▸ Exercise brief
Output every line of the records below as a JSON list of strings, one string per line, with blank lines and pictures left out.
[Start of Data for this task]
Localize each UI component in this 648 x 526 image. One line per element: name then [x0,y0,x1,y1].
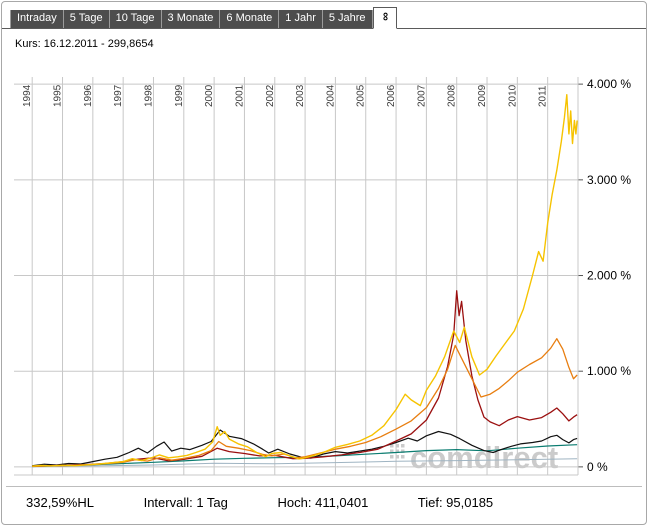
tab-5-jahre-label: 5 Jahre [328,12,366,24]
tab-5-tage[interactable]: 5 Tage [63,10,110,28]
status-high: Hoch: 411,0401 [277,495,369,510]
watermark-logo-dot [395,449,399,453]
x-tick-label: 1998 [143,84,154,107]
tab-1-jahr[interactable]: 1 Jahr [279,10,323,28]
watermark-logo-dot [401,449,405,453]
x-tick-label: 1995 [53,84,64,107]
x-tick-label: 1999 [174,84,185,107]
x-tick-label: 2000 [204,84,215,107]
status-change: 332,59%HL [26,495,94,510]
x-tick-label: 1996 [83,84,94,107]
tab-3-monate-label: 3 Monate [167,12,214,24]
tab-intraday-label: Intraday [17,12,57,24]
y-tick-label: 2.000 % [587,269,631,283]
watermark-logo-dot [390,449,394,453]
watermark-logo-dot [395,455,399,459]
status-interval: Intervall: 1 Tag [143,495,228,510]
y-tick-label: 3.000 % [587,173,631,187]
price-chart[interactable]: 0 % 1.000 % 2.000 % 3.000 % 4.000 % 1994 1995 1… [2,52,646,484]
y-tick-label: 0 % [587,460,608,474]
x-tick-label: 2010 [507,84,518,107]
status-low: Tief: 95,0185 [417,495,494,510]
x-tick-label: 2011 [538,85,549,107]
x-tick-label: 2003 [295,84,306,107]
chart-area: 0 % 1.000 % 2.000 % 3.000 % 4.000 % 1994 1995 1… [2,52,646,484]
x-tick-label: 2008 [447,84,458,107]
x-tick-label: 2001 [234,84,245,107]
kurs-readout: Kurs: 16.12.2011 - 299,8654 [15,38,154,50]
x-tick-label: 1994 [22,84,33,107]
tab-10-tage[interactable]: 10 Tage [109,10,162,28]
infinity-icon: ∞ [378,12,393,21]
watermark-logo-dot [390,455,394,459]
watermark-logo-dot [401,455,405,459]
x-tick-label: 2007 [416,84,427,107]
series-gray-line [32,458,578,468]
series-orange-line [32,338,578,468]
series-yellow-line [32,94,578,467]
tab-5-jahre[interactable]: 5 Jahre [322,10,373,28]
y-tick-label: 4.000 % [587,77,631,91]
watermark-text: comdirect [410,440,558,475]
x-tick-label: 1997 [113,84,124,107]
tab-10-tage-label: 10 Tage [115,12,155,24]
watermark-logo-dot [401,444,405,448]
tab-intraday[interactable]: Intraday [10,10,64,28]
x-tick-label: 2009 [477,84,488,107]
tab-max[interactable]: ∞ [372,7,398,29]
x-tick-label: 2005 [356,84,367,107]
watermark-logo-dot [390,444,394,448]
x-tick-label: 2004 [325,84,336,107]
tab-6-monate-label: 6 Monate [226,12,273,24]
x-tick-label: 2002 [265,84,276,107]
tab-1-jahr-label: 1 Jahr [285,12,316,24]
y-tick-label: 1.000 % [587,364,631,378]
tab-5-tage-label: 5 Tage [69,12,103,24]
x-tick-label: 2006 [386,84,397,107]
tab-6-monate[interactable]: 6 Monate [220,10,280,28]
status-bar: 332,59%HL Intervall: 1 Tag Hoch: 411,040… [6,486,642,510]
watermark-logo-dot [395,444,399,448]
series-darkred-line [32,290,578,467]
tab-3-monate[interactable]: 3 Monate [161,10,221,28]
period-tabbar: Intraday 5 Tage 10 Tage 3 Monate 6 Monat… [2,2,646,29]
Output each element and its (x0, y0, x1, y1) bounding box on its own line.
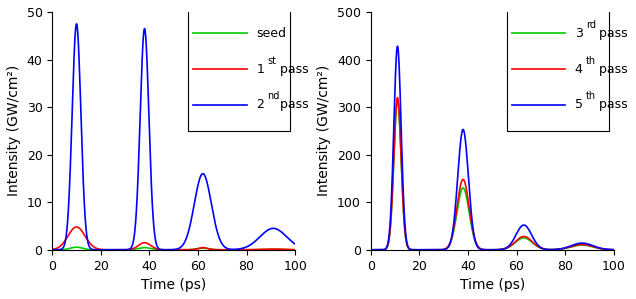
[End of Data for this task]
▸ Task response
[
  "Localize each UI component in this 648 x 526 image. One line per element: name then [x0,y0,x1,y1].",
  "tab-5-jahre-label: 5 Jahre [328,12,366,24]",
  "tab-5-tage[interactable]: 5 Tage [63,10,110,28]",
  "status-high: Hoch: 411,0401 [277,495,369,510]",
  "watermark-logo-dot [395,449,399,453]",
  "x-tick-label: 1998 [143,84,154,107]",
  "tab-1-jahr[interactable]: 1 Jahr [279,10,323,28]",
  "watermark-logo-dot [401,449,405,453]",
  "x-tick-label: 1995 [53,84,64,107]",
  "x-tick-label: 1999 [174,84,185,107]",
  "x-tick-label: 2000 [204,84,215,107]",
  "status-change: 332,59%HL [26,495,94,510]",
  "x-tick-label: 1996 [83,84,94,107]",
  "tab-3-monate-label: 3 Monate [167,12,214,24]",
  "tab-intraday-label: Intraday [17,12,57,24]",
  "y-tick-label: 2.000 % [587,269,631,283]",
  "watermark-logo-dot [390,449,394,453]",
  "watermark-logo-dot [395,455,399,459]",
  "status-interval: Intervall: 1 Tag [143,495,228,510]",
  "y-tick-label: 3.000 % [587,173,631,187]",
  "price-chart[interactable]: 0 % 1.000 % 2.000 % 3.000 % 4.000 % 1994 1995 1… [2,52,646,484]",
  "y-tick-label: 0 % [587,460,608,474]",
  "x-tick-label: 2010 [507,84,518,107]",
  "status-low: Tief: 95,0185 [417,495,494,510]",
  "x-tick-label: 2011 [538,85,549,107]",
  "x-tick-label: 2003 [295,84,306,107]",
  "chart-area: 0 % 1.000 % 2.000 % 3.000 % 4.000 % 1994 1995 1… [2,52,646,484]",
  "x-tick-label: 2008 [447,84,458,107]",
  "x-tick-label: 2001 [234,84,245,107]",
  "kurs-readout: Kurs: 16.12.2011 - 299,8654 [15,38,154,50]",
  "x-tick-label: 1994 [22,84,33,107]",
  "tab-10-tage[interactable]: 10 Tage [109,10,162,28]",
  "infinity-icon: ∞ [378,12,393,21]",
  "watermark-logo-dot [390,455,394,459]",
  "watermark-logo-dot [401,455,405,459]",
  "x-tick-label: 2007 [416,84,427,107]",
  "series-gray-line [32,458,578,468]",
  "series-orange-line [32,338,578,468]",
  "series-yellow-line [32,94,578,467]",
  "tab-5-jahre[interactable]: 5 Jahre [322,10,373,28]",
  "y-tick-label: 4.000 % [587,77,631,91]",
  "watermark-text: comdirect [410,440,558,475]",
  "x-tick-label: 1997 [113,84,124,107]",
  "tab-10-tage-label: 10 Tage [115,12,155,24]",
  "watermark-logo-dot [401,444,405,448]",
  "tab-intraday[interactable]: Intraday [10,10,64,28]",
  "x-tick-label: 2009 [477,84,488,107]",
  "tab-max[interactable]: ∞ [372,7,398,29]",
  "x-tick-label: 2005 [356,84,367,107]",
  "watermark-logo-dot [390,444,394,448]",
  "x-tick-label: 2004 [325,84,336,107]",
  "tab-6-monate-label: 6 Monate [226,12,273,24]",
  "x-tick-label: 2002 [265,84,276,107]",
  "tab-1-jahr-label: 1 Jahr [285,12,316,24]",
  "y-tick-label: 1.000 % [587,364,631,378]",
  "tab-5-tage-label: 5 Tage [69,12,103,24]",
  "x-tick-label: 2006 [386,84,397,107]",
  "tab-6-monate[interactable]: 6 Monate [220,10,280,28]",
  "status-bar: 332,59%HL Intervall: 1 Tag Hoch: 411,040… [6,486,642,510]",
  "watermark-logo-dot [395,444,399,448]",
  "series-darkred-line [32,290,578,467]",
  "tab-3-monate[interactable]: 3 Monate [161,10,221,28]",
  "period-tabbar: Intraday 5 Tage 10 Tage 3 Monate 6 Monat… [2,2,646,29]",
  "Output each element and its (x0, y0, x1, y1) bounding box on its own line."
]